Excerpt from a dataset
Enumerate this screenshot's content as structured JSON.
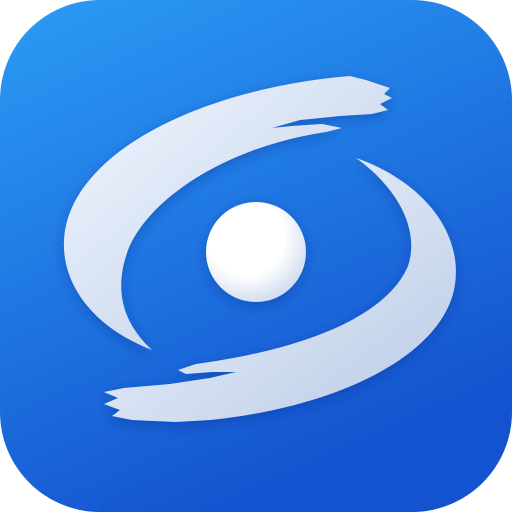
{
  "icon": {
    "name": "app-icon-swirl-eye",
    "colors": {
      "gradient_top": "#2b9cf5",
      "gradient_bottom": "#1453cf",
      "stroke_light": "#f3f7ff",
      "stroke_shade": "#b9cbe6",
      "ball_light": "#ffffff",
      "ball_shade": "#cdd9ee"
    }
  }
}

▸ STATED GOAL
Each entry shown above must be quoted exactly, with its pictures left out.

▸ FULL RESPONSE
Enumerate this screenshot's content as structured JSON.
{
  "icon": {
    "name": "app-icon-swirl-eye",
    "colors": {
      "gradient_top": "#2b9cf5",
      "gradient_bottom": "#1453cf",
      "stroke_light": "#f3f7ff",
      "stroke_shade": "#b9cbe6",
      "ball_light": "#ffffff",
      "ball_shade": "#cdd9ee"
    }
  }
}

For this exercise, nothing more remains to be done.